• **Entries supplied**:
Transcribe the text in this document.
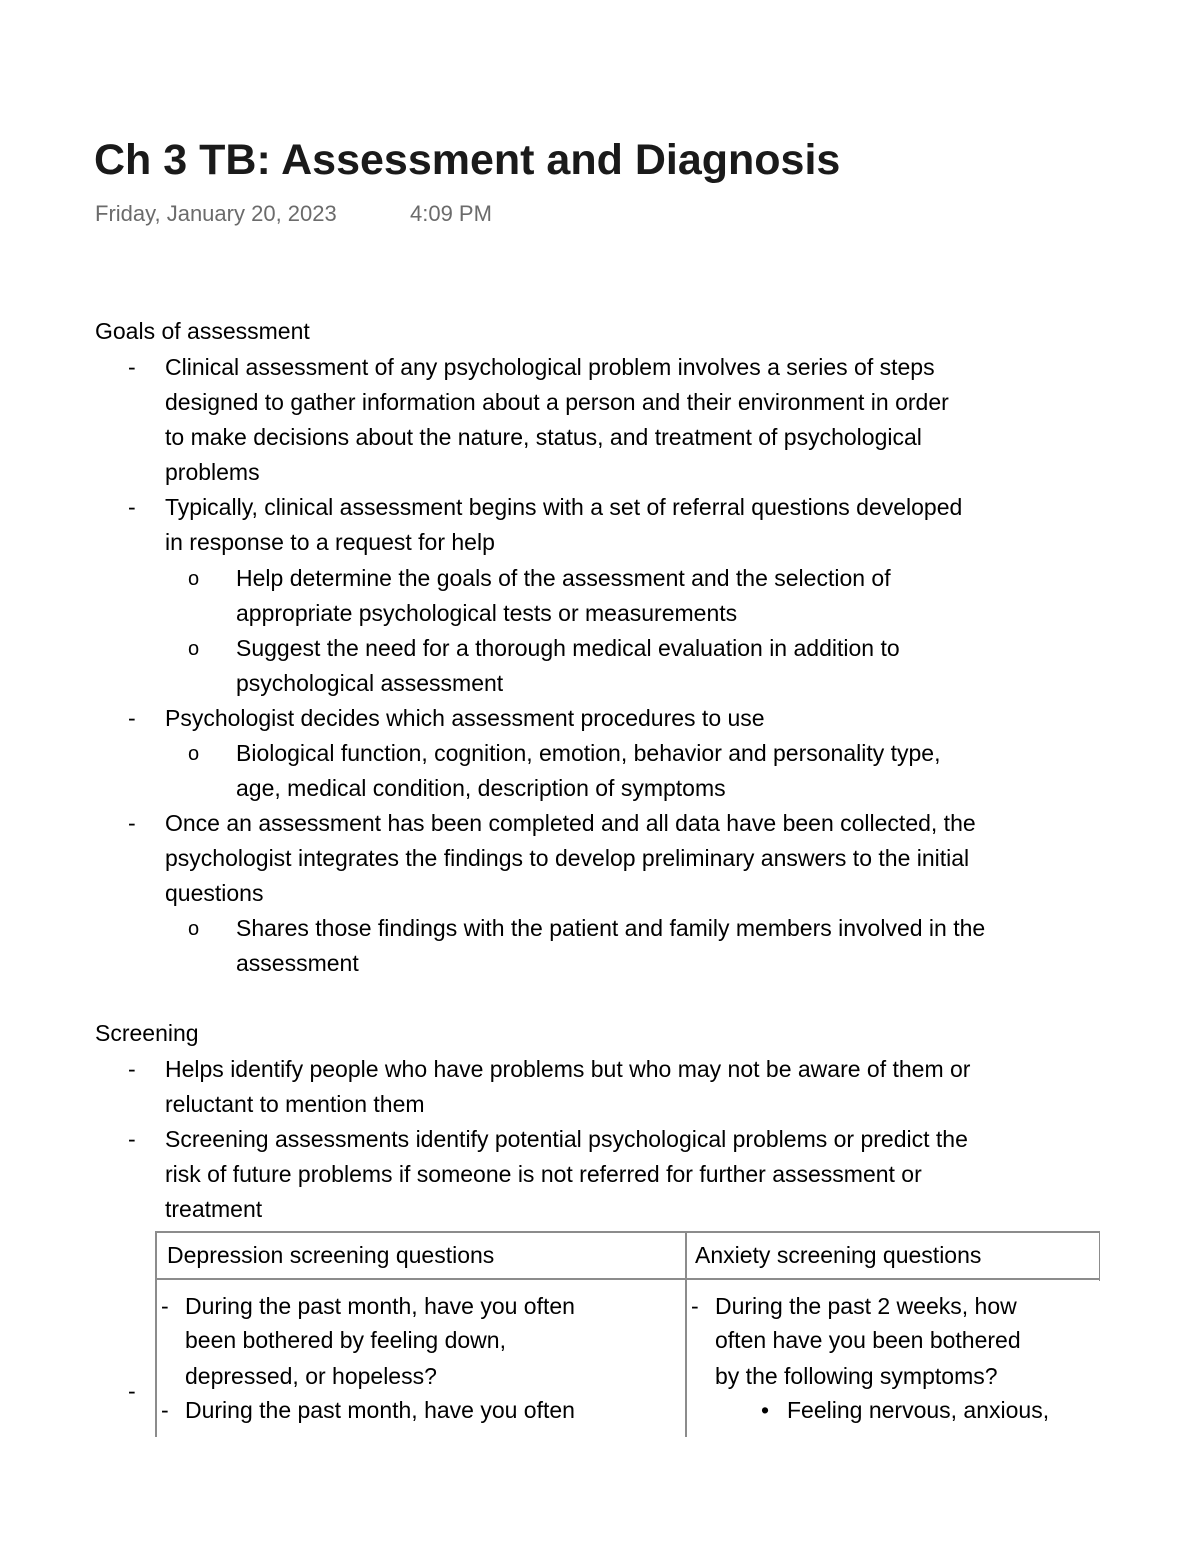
Ch 3 TB: Assessment and Diagnosis
Friday, January 20, 2023	4:09 PM
Goals of assessment
- Clinical assessment of any psychological problem involves a series of steps
designed to gather information about a person and their environment in order
to make decisions about the nature, status, and treatment of psychological
problems
- Typically, clinical assessment begins with a set of referral questions developed
in response to a request for help
o Help determine the goals of the assessment and the selection of
appropriate psychological tests or measurements
o Suggest the need for a thorough medical evaluation in addition to
psychological assessment
- Psychologist decides which assessment procedures to use
o Biological function, cognition, emotion, behavior and personality type,
age, medical condition, description of symptoms
- Once an assessment has been completed and all data have been collected, the
psychologist integrates the findings to develop preliminary answers to the initial
questions
o Shares those findings with the patient and family members involved in the
assessment
Screening
- Helps identify people who have problems but who may not be aware of them or
reluctant to mention them
- Screening assessments identify potential psychological problems or predict the
risk of future problems if someone is not referred for further assessment or
treatment
-
Depression screening questions	Anxiety screening questions
- During the past month, have you often
been bothered by feeling down,
depressed, or hopeless?
- During the past month, have you often
- During the past 2 weeks, how
often have you been bothered
by the following symptoms?
• Feeling nervous, anxious,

• **Problem to solve**: Search the data for "them". Copy every line that has it.

• **The solution**:
- Helps identify people who have problems but who may not be aware of them or
reluctant to mention them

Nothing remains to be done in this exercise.